* start Material for the task *
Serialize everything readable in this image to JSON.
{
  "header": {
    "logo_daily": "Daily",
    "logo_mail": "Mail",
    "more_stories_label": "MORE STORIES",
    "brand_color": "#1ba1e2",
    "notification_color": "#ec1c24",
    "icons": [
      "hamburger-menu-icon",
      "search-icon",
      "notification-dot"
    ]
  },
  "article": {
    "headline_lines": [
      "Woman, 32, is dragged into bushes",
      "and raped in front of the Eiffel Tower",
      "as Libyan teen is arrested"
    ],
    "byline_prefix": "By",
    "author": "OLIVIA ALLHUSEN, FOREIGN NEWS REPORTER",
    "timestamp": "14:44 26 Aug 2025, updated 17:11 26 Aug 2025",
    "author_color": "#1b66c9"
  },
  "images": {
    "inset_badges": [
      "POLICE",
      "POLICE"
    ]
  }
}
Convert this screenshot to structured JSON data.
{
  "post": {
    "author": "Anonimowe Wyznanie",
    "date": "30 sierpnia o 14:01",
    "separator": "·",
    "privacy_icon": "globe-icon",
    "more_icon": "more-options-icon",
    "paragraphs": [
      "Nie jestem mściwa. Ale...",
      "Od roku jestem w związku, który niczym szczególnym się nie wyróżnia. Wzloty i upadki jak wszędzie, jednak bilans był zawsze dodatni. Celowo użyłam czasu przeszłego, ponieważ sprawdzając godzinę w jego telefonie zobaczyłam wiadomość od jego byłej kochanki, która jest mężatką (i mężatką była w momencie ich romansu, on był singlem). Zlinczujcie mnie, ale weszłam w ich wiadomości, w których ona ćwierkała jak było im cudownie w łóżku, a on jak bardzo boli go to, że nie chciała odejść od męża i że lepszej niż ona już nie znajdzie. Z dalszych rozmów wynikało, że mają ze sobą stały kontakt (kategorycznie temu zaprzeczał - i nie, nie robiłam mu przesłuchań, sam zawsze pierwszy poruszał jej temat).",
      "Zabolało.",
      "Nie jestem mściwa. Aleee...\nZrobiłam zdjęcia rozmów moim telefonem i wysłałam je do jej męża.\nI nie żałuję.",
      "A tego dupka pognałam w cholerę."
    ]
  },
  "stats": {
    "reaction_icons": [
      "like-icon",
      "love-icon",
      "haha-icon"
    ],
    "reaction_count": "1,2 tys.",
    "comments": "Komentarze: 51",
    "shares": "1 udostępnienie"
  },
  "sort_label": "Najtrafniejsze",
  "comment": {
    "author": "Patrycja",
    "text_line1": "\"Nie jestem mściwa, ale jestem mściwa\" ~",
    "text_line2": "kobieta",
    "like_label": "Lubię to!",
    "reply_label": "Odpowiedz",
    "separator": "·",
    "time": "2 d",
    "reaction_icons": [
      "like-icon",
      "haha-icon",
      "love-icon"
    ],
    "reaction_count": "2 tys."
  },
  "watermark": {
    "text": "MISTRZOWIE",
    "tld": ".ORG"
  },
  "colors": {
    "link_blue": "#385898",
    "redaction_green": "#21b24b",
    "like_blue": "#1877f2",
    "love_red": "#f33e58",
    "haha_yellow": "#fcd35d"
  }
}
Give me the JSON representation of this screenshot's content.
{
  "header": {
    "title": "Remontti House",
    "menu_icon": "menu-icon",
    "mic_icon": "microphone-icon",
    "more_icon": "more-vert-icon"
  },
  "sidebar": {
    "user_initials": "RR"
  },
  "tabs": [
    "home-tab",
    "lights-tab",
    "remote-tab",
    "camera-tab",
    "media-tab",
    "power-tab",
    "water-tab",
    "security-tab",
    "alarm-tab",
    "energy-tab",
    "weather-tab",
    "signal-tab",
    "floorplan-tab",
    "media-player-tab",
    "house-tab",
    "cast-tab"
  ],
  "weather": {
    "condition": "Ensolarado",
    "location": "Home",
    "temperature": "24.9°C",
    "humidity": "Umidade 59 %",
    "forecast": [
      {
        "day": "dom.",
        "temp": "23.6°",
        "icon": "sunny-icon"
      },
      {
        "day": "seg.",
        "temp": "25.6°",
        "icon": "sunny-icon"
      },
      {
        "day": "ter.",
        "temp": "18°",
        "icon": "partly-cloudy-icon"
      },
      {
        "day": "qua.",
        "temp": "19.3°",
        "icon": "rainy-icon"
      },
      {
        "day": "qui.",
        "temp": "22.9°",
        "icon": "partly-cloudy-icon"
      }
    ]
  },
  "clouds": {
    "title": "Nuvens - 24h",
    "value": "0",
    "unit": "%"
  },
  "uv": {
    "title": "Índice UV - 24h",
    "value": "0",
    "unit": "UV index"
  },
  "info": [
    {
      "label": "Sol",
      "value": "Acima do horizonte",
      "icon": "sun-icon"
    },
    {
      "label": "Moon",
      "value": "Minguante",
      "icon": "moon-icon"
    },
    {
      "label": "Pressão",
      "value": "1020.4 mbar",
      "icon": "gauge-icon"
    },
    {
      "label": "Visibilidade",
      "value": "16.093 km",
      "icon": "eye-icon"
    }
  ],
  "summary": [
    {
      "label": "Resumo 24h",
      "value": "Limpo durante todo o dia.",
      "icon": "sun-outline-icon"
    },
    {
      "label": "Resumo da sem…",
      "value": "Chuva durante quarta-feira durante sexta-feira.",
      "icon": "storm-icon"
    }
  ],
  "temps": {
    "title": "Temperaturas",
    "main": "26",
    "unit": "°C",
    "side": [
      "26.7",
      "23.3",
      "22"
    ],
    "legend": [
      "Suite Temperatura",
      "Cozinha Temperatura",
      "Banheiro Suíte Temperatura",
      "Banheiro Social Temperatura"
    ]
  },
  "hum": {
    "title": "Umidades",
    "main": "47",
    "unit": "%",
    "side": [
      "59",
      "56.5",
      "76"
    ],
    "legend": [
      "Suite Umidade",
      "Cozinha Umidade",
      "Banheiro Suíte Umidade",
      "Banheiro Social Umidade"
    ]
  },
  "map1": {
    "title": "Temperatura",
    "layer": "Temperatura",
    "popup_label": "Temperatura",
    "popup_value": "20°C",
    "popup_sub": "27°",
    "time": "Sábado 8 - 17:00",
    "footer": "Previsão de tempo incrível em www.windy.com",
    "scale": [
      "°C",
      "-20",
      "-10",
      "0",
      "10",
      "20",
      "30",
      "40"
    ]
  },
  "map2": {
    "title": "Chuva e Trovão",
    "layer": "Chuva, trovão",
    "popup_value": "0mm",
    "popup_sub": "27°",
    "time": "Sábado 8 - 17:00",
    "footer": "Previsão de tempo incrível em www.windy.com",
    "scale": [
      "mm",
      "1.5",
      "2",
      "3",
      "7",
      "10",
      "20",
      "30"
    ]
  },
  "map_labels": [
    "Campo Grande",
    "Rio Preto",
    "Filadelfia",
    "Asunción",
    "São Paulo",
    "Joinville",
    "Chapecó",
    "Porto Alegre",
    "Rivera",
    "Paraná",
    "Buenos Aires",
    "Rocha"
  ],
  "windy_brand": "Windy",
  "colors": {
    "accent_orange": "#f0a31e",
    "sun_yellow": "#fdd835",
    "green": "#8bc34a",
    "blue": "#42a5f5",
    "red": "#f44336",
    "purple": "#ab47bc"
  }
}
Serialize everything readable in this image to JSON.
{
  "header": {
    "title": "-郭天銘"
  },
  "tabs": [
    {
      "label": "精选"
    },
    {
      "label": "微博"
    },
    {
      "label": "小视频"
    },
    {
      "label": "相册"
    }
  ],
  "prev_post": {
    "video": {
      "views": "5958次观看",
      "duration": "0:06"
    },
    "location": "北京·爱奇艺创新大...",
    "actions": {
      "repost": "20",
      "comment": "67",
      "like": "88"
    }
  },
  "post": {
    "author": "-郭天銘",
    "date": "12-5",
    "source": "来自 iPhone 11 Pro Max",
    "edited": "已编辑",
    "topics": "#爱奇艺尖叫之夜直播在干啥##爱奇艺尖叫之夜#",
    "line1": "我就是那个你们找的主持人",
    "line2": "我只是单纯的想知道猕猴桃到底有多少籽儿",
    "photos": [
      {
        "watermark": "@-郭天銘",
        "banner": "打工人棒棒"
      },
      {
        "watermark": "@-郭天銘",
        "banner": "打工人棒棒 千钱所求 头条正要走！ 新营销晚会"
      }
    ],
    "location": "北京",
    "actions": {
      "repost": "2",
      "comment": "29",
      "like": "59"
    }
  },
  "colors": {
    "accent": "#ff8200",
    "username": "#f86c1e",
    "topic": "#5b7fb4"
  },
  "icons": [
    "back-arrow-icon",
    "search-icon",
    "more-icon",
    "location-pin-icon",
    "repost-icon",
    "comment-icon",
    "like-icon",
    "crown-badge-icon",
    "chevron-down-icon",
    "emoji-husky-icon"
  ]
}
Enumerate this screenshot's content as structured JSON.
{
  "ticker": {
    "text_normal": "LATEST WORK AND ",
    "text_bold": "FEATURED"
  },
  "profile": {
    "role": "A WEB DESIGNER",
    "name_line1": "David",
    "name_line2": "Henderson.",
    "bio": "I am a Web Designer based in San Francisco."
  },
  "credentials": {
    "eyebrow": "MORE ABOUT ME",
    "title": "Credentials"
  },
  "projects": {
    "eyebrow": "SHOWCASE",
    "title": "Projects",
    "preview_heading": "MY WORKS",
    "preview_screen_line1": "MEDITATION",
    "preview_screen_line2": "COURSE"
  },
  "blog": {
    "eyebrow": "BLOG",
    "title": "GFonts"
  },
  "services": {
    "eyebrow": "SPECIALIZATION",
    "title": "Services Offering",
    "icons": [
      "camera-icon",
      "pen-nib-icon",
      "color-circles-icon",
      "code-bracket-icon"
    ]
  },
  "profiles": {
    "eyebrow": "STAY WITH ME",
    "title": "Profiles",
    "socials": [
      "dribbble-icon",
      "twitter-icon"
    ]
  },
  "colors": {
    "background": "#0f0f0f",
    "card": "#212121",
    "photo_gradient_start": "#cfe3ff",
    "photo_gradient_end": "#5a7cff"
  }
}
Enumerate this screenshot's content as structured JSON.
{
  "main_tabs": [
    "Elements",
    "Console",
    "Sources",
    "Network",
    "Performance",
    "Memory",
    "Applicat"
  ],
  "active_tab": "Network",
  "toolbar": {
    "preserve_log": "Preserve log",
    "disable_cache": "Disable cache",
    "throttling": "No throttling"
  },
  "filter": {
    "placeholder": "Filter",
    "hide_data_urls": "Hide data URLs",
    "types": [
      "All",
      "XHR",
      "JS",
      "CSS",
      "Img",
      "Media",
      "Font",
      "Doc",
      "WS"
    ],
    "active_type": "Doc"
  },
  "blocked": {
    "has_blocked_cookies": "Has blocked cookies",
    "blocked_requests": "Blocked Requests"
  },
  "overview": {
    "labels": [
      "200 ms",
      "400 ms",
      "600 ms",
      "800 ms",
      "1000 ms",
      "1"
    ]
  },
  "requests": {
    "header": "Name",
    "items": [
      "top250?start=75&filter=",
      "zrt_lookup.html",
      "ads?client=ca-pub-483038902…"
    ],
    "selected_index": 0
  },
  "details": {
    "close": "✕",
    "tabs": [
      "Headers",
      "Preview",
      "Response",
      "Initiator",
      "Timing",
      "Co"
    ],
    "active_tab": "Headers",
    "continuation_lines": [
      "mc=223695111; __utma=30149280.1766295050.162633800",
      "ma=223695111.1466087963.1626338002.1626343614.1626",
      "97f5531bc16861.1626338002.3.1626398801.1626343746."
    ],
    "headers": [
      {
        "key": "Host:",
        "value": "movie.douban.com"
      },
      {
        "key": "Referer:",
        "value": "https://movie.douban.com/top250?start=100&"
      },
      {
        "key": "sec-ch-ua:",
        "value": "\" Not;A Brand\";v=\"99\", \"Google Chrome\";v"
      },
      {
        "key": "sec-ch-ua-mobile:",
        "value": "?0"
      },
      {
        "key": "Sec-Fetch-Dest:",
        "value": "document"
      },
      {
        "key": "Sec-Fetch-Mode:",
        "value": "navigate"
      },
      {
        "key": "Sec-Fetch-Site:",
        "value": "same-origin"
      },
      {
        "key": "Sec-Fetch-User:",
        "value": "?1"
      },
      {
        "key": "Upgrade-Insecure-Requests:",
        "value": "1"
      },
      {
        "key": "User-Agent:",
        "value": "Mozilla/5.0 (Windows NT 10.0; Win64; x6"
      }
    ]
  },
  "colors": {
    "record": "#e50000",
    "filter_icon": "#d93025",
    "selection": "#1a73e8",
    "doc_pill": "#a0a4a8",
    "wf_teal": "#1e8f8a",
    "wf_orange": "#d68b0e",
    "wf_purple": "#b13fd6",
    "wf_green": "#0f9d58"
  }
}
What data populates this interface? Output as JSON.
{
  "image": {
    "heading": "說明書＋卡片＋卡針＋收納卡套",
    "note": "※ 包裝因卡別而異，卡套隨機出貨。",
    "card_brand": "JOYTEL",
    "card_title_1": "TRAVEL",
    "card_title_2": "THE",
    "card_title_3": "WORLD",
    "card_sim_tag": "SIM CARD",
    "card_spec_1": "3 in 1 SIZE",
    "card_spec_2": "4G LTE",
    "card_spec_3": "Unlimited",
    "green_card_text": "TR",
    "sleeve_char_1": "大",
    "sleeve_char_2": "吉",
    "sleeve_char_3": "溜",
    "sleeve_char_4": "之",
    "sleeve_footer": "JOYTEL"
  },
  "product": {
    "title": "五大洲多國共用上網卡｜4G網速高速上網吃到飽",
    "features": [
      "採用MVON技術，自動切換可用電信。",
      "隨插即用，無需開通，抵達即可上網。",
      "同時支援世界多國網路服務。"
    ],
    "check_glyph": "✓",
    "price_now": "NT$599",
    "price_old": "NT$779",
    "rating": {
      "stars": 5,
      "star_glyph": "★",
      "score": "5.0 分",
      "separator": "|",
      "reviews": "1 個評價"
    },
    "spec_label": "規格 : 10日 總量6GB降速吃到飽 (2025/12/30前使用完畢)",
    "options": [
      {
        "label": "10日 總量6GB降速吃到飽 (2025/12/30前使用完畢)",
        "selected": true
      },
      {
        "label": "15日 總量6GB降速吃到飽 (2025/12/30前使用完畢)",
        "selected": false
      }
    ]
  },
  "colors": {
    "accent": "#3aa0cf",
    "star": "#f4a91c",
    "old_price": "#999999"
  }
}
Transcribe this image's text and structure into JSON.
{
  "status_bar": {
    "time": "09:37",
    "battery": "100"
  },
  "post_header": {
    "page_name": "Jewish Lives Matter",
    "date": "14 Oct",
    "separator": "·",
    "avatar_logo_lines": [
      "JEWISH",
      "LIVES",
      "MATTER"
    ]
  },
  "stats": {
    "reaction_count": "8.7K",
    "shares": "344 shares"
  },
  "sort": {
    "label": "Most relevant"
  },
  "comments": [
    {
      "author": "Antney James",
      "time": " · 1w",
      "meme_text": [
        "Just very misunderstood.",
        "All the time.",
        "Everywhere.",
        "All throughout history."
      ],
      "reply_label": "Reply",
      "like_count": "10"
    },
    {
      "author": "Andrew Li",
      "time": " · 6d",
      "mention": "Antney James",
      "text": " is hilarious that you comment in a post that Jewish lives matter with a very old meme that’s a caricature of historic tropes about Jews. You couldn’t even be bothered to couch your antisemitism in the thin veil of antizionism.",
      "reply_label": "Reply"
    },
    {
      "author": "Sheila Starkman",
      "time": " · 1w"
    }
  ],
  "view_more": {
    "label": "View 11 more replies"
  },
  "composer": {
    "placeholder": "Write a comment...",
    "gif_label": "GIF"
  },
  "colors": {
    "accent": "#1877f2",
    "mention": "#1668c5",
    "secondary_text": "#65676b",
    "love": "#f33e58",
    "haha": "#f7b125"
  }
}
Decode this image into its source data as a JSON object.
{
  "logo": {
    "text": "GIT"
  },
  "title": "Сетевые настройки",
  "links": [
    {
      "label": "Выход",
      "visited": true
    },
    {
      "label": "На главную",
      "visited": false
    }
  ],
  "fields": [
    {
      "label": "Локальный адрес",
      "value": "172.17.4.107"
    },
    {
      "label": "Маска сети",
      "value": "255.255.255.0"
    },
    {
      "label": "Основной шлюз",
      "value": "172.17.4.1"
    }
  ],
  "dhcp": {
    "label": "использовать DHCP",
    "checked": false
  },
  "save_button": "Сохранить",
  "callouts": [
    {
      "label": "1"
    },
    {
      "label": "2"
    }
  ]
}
* end Material for the task *
### [Job]
Look for the word "douban" in every line of the listing and copy the lines that have it.

### [Written answer]
        "value": "movie.douban.com"
        "value": "https://movie.douban.com/top250?start=100&"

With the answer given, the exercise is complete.